Extracts from a graphics dataset:
-=-=-=-=-

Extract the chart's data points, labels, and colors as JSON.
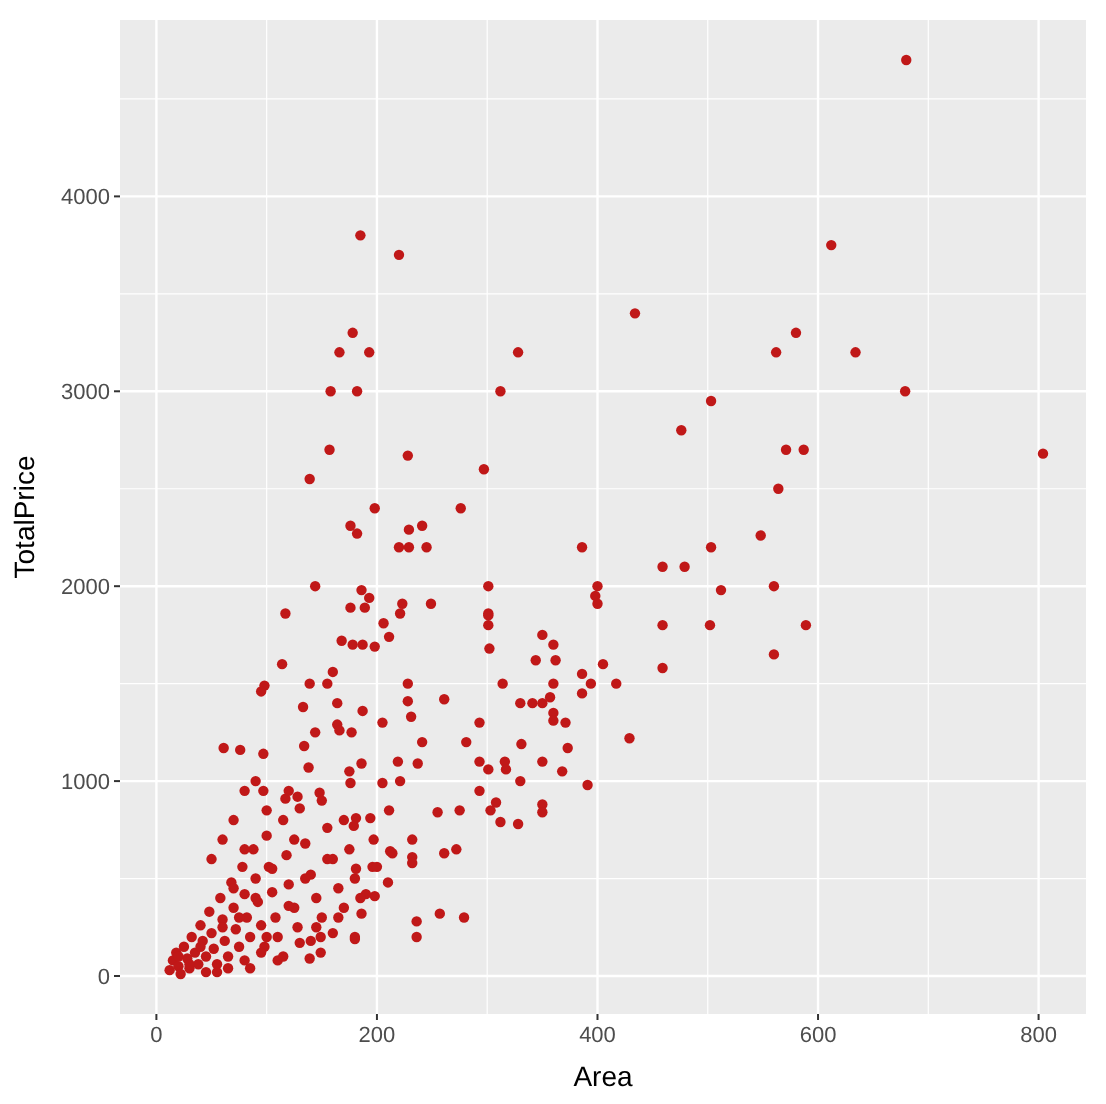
{
  "chart_data": {
    "type": "scatter",
    "xlabel": "Area",
    "ylabel": "TotalPrice",
    "xlim": [
      -33,
      843
    ],
    "ylim": [
      -195,
      4905
    ],
    "xticks": [
      0,
      200,
      400,
      600,
      800
    ],
    "yticks": [
      0,
      1000,
      2000,
      3000,
      4000
    ],
    "grid": true,
    "marker": "circle",
    "series": [
      {
        "color": "#c01818",
        "x": [
          680,
          185,
          220,
          612,
          434,
          178,
          166,
          193,
          328,
          562,
          580,
          634,
          158,
          182,
          312,
          679,
          503,
          476,
          157,
          228,
          571,
          587,
          804,
          297,
          139,
          564,
          198,
          276,
          176,
          182,
          229,
          241,
          220,
          229,
          245,
          386,
          548,
          503,
          459,
          479,
          144,
          301,
          400,
          560,
          186,
          512,
          193,
          398,
          400,
          176,
          189,
          223,
          249,
          117,
          221,
          301,
          301,
          301,
          459,
          502,
          589,
          302,
          350,
          360,
          344,
          362,
          560,
          459,
          405,
          314,
          360,
          394,
          417,
          386,
          386,
          330,
          341,
          350,
          357,
          360,
          360,
          371,
          429,
          293,
          331,
          373,
          293,
          316,
          317,
          301,
          350,
          368,
          330,
          391,
          293,
          308,
          303,
          350,
          350,
          312,
          328,
          206,
          168,
          178,
          187,
          198,
          211,
          228,
          114,
          98,
          95,
          139,
          155,
          160,
          133,
          164,
          164,
          166,
          187,
          205,
          177,
          144,
          61,
          97,
          76,
          134,
          138,
          175,
          186,
          205,
          221,
          237,
          211,
          176,
          80,
          97,
          117,
          128,
          148,
          194,
          212,
          181,
          179,
          232,
          232,
          232,
          214,
          197,
          181,
          198,
          186,
          196,
          236,
          236,
          257,
          279,
          255,
          272,
          275,
          261,
          180,
          149,
          139,
          149,
          281,
          231,
          228,
          261,
          241,
          219,
          12,
          15,
          18,
          20,
          22,
          25,
          28,
          30,
          32,
          35,
          38,
          40,
          42,
          45,
          48,
          50,
          52,
          55,
          58,
          60,
          62,
          65,
          68,
          70,
          72,
          75,
          78,
          80,
          82,
          85,
          88,
          90,
          92,
          95,
          98,
          100,
          102,
          105,
          108,
          110,
          115,
          118,
          120,
          125,
          128,
          130,
          135,
          140,
          145,
          150,
          155,
          160,
          165,
          170,
          175,
          180,
          190,
          200,
          210,
          150,
          120,
          70,
          60,
          50,
          90,
          55,
          85,
          110,
          140,
          160,
          20,
          30,
          40,
          45,
          60,
          65,
          75,
          80,
          90,
          95,
          100,
          105,
          115,
          120,
          130,
          135,
          145,
          155,
          165,
          170,
          180,
          185,
          125,
          100,
          80,
          70
        ],
        "values": [
          4700,
          3800,
          3700,
          3750,
          3400,
          3300,
          3200,
          3200,
          3200,
          3200,
          3300,
          3200,
          3000,
          3000,
          3000,
          3000,
          2950,
          2800,
          2700,
          2670,
          2700,
          2700,
          2680,
          2600,
          2550,
          2500,
          2400,
          2400,
          2310,
          2270,
          2290,
          2310,
          2200,
          2200,
          2200,
          2200,
          2260,
          2200,
          2100,
          2100,
          2000,
          2000,
          2000,
          2000,
          1980,
          1980,
          1940,
          1950,
          1910,
          1890,
          1890,
          1910,
          1910,
          1860,
          1860,
          1860,
          1850,
          1800,
          1800,
          1800,
          1800,
          1680,
          1750,
          1700,
          1620,
          1620,
          1650,
          1580,
          1600,
          1500,
          1500,
          1500,
          1500,
          1550,
          1450,
          1400,
          1400,
          1400,
          1430,
          1350,
          1310,
          1300,
          1220,
          1300,
          1190,
          1170,
          1100,
          1100,
          1060,
          1060,
          1100,
          1050,
          1000,
          980,
          950,
          890,
          850,
          880,
          840,
          790,
          780,
          1810,
          1720,
          1700,
          1700,
          1690,
          1740,
          1500,
          1600,
          1490,
          1460,
          1500,
          1500,
          1560,
          1380,
          1400,
          1290,
          1260,
          1360,
          1300,
          1250,
          1250,
          1170,
          1140,
          1160,
          1180,
          1070,
          1050,
          1090,
          990,
          1000,
          1090,
          850,
          990,
          950,
          950,
          910,
          920,
          940,
          810,
          640,
          810,
          770,
          700,
          610,
          580,
          630,
          700,
          550,
          410,
          320,
          560,
          280,
          200,
          320,
          300,
          840,
          650,
          850,
          630,
          190,
          200,
          90,
          120,
          1200,
          1330,
          1410,
          1420,
          1200,
          1100,
          30,
          80,
          120,
          50,
          10,
          150,
          90,
          40,
          200,
          120,
          60,
          260,
          180,
          100,
          330,
          220,
          140,
          60,
          400,
          290,
          180,
          100,
          480,
          350,
          240,
          150,
          560,
          420,
          300,
          200,
          650,
          500,
          380,
          260,
          150,
          720,
          560,
          430,
          300,
          200,
          800,
          620,
          470,
          350,
          250,
          860,
          680,
          520,
          400,
          300,
          760,
          600,
          450,
          350,
          650,
          500,
          420,
          560,
          480,
          900,
          950,
          800,
          700,
          600,
          1000,
          20,
          40,
          80,
          180,
          220,
          100,
          60,
          150,
          20,
          250,
          40,
          300,
          80,
          400,
          120,
          200,
          550,
          100,
          360,
          170,
          500,
          250,
          600,
          300,
          800,
          200,
          400,
          700,
          850,
          650,
          450
        ]
      }
    ]
  }
}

-=-=-=-=-

- Instruction
Pictures are to be left out; the records above must be repeated word for word.

- Solution to the problem
Extract the chart's data points, labels, and colors as JSON.
{
  "chart_data": {
    "type": "scatter",
    "xlabel": "Area",
    "ylabel": "TotalPrice",
    "xlim": [
      -33,
      843
    ],
    "ylim": [
      -195,
      4905
    ],
    "xticks": [
      0,
      200,
      400,
      600,
      800
    ],
    "yticks": [
      0,
      1000,
      2000,
      3000,
      4000
    ],
    "grid": true,
    "marker": "circle",
    "series": [
      {
        "color": "#c01818",
        "x": [
          680,
          185,
          220,
          612,
          434,
          178,
          166,
          193,
          328,
          562,
          580,
          634,
          158,
          182,
          312,
          679,
          503,
          476,
          157,
          228,
          571,
          587,
          804,
          297,
          139,
          564,
          198,
          276,
          176,
          182,
          229,
          241,
          220,
          229,
          245,
          386,
          548,
          503,
          459,
          479,
          144,
          301,
          400,
          560,
          186,
          512,
          193,
          398,
          400,
          176,
          189,
          223,
          249,
          117,
          221,
          301,
          301,
          301,
          459,
          502,
          589,
          302,
          350,
          360,
          344,
          362,
          560,
          459,
          405,
          314,
          360,
          394,
          417,
          386,
          386,
          330,
          341,
          350,
          357,
          360,
          360,
          371,
          429,
          293,
          331,
          373,
          293,
          316,
          317,
          301,
          350,
          368,
          330,
          391,
          293,
          308,
          303,
          350,
          350,
          312,
          328,
          206,
          168,
          178,
          187,
          198,
          211,
          228,
          114,
          98,
          95,
          139,
          155,
          160,
          133,
          164,
          164,
          166,
          187,
          205,
          177,
          144,
          61,
          97,
          76,
          134,
          138,
          175,
          186,
          205,
          221,
          237,
          211,
          176,
          80,
          97,
          117,
          128,
          148,
          194,
          212,
          181,
          179,
          232,
          232,
          232,
          214,
          197,
          181,
          198,
          186,
          196,
          236,
          236,
          257,
          279,
          255,
          272,
          275,
          261,
          180,
          149,
          139,
          149,
          281,
          231,
          228,
          261,
          241,
          219,
          12,
          15,
          18,
          20,
          22,
          25,
          28,
          30,
          32,
          35,
          38,
          40,
          42,
          45,
          48,
          50,
          52,
          55,
          58,
          60,
          62,
          65,
          68,
          70,
          72,
          75,
          78,
          80,
          82,
          85,
          88,
          90,
          92,
          95,
          98,
          100,
          102,
          105,
          108,
          110,
          115,
          118,
          120,
          125,
          128,
          130,
          135,
          140,
          145,
          150,
          155,
          160,
          165,
          170,
          175,
          180,
          190,
          200,
          210,
          150,
          120,
          70,
          60,
          50,
          90,
          55,
          85,
          110,
          140,
          160,
          20,
          30,
          40,
          45,
          60,
          65,
          75,
          80,
          90,
          95,
          100,
          105,
          115,
          120,
          130,
          135,
          145,
          155,
          165,
          170,
          180,
          185,
          125,
          100,
          80,
          70
        ],
        "values": [
          4700,
          3800,
          3700,
          3750,
          3400,
          3300,
          3200,
          3200,
          3200,
          3200,
          3300,
          3200,
          3000,
          3000,
          3000,
          3000,
          2950,
          2800,
          2700,
          2670,
          2700,
          2700,
          2680,
          2600,
          2550,
          2500,
          2400,
          2400,
          2310,
          2270,
          2290,
          2310,
          2200,
          2200,
          2200,
          2200,
          2260,
          2200,
          2100,
          2100,
          2000,
          2000,
          2000,
          2000,
          1980,
          1980,
          1940,
          1950,
          1910,
          1890,
          1890,
          1910,
          1910,
          1860,
          1860,
          1860,
          1850,
          1800,
          1800,
          1800,
          1800,
          1680,
          1750,
          1700,
          1620,
          1620,
          1650,
          1580,
          1600,
          1500,
          1500,
          1500,
          1500,
          1550,
          1450,
          1400,
          1400,
          1400,
          1430,
          1350,
          1310,
          1300,
          1220,
          1300,
          1190,
          1170,
          1100,
          1100,
          1060,
          1060,
          1100,
          1050,
          1000,
          980,
          950,
          890,
          850,
          880,
          840,
          790,
          780,
          1810,
          1720,
          1700,
          1700,
          1690,
          1740,
          1500,
          1600,
          1490,
          1460,
          1500,
          1500,
          1560,
          1380,
          1400,
          1290,
          1260,
          1360,
          1300,
          1250,
          1250,
          1170,
          1140,
          1160,
          1180,
          1070,
          1050,
          1090,
          990,
          1000,
          1090,
          850,
          990,
          950,
          950,
          910,
          920,
          940,
          810,
          640,
          810,
          770,
          700,
          610,
          580,
          630,
          700,
          550,
          410,
          320,
          560,
          280,
          200,
          320,
          300,
          840,
          650,
          850,
          630,
          190,
          200,
          90,
          120,
          1200,
          1330,
          1410,
          1420,
          1200,
          1100,
          30,
          80,
          120,
          50,
          10,
          150,
          90,
          40,
          200,
          120,
          60,
          260,
          180,
          100,
          330,
          220,
          140,
          60,
          400,
          290,
          180,
          100,
          480,
          350,
          240,
          150,
          560,
          420,
          300,
          200,
          650,
          500,
          380,
          260,
          150,
          720,
          560,
          430,
          300,
          200,
          800,
          620,
          470,
          350,
          250,
          860,
          680,
          520,
          400,
          300,
          760,
          600,
          450,
          350,
          650,
          500,
          420,
          560,
          480,
          900,
          950,
          800,
          700,
          600,
          1000,
          20,
          40,
          80,
          180,
          220,
          100,
          60,
          150,
          20,
          250,
          40,
          300,
          80,
          400,
          120,
          200,
          550,
          100,
          360,
          170,
          500,
          250,
          600,
          300,
          800,
          200,
          400,
          700,
          850,
          650,
          450
        ]
      }
    ]
  }
}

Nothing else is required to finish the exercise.